● **TASK BRIEF**
Scan the data that follows and count the lines with the string "expulsion"; answer with the count alone.

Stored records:

↓↓↓

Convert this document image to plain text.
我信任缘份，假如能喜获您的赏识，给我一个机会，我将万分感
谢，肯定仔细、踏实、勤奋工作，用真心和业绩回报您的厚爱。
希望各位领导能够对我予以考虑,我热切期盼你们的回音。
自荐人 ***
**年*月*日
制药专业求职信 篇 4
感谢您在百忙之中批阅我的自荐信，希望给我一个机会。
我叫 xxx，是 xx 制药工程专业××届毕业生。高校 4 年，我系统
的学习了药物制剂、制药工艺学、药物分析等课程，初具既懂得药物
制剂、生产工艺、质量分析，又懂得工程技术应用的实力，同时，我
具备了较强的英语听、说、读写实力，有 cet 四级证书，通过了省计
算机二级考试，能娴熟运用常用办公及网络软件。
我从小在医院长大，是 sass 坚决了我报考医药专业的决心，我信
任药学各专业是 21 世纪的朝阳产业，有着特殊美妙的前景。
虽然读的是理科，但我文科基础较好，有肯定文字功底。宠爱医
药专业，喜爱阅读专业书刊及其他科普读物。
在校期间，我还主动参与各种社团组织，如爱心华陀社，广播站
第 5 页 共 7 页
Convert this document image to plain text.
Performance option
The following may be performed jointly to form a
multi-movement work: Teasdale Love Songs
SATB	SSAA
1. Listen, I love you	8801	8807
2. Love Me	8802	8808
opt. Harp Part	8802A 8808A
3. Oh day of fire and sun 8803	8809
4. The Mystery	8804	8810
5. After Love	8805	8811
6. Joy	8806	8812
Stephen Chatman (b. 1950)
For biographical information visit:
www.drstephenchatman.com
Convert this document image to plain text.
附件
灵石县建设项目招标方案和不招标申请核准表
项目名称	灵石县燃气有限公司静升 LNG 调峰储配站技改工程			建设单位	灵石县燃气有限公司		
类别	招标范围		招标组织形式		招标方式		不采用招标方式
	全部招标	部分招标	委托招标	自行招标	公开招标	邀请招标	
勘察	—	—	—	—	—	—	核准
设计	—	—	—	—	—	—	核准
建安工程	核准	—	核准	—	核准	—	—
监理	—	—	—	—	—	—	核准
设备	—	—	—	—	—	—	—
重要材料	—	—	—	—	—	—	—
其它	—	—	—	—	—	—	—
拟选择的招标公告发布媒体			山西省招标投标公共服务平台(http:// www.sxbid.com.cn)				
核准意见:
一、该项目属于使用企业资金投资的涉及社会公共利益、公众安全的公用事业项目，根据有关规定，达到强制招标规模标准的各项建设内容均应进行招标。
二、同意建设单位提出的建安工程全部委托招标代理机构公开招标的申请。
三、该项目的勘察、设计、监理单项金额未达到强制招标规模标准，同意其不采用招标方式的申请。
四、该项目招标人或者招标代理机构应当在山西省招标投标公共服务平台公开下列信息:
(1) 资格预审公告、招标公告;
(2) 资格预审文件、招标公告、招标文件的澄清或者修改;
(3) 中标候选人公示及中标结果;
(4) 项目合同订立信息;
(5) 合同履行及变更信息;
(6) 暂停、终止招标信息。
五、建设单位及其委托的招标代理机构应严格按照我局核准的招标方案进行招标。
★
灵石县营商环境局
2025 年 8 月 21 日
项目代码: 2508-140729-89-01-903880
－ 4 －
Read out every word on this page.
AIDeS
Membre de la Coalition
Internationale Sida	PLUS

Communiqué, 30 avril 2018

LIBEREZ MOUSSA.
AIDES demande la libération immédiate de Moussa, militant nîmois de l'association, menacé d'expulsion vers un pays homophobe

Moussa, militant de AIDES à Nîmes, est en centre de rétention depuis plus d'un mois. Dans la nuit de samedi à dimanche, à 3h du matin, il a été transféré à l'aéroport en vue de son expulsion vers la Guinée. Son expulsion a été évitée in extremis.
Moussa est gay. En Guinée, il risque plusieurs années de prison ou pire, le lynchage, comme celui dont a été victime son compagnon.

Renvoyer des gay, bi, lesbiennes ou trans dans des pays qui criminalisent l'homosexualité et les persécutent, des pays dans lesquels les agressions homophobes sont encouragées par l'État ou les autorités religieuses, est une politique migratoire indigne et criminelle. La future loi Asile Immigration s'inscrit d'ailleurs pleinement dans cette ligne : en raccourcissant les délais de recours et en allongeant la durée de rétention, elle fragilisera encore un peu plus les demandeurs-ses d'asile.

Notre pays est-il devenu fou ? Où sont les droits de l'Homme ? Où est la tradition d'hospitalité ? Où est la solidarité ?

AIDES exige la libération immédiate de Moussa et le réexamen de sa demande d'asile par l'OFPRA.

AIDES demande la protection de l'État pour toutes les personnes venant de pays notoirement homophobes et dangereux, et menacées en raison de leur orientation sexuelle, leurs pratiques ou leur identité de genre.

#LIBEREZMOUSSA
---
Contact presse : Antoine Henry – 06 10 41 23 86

↑↑↑

● **EXERCISE RESULT**
2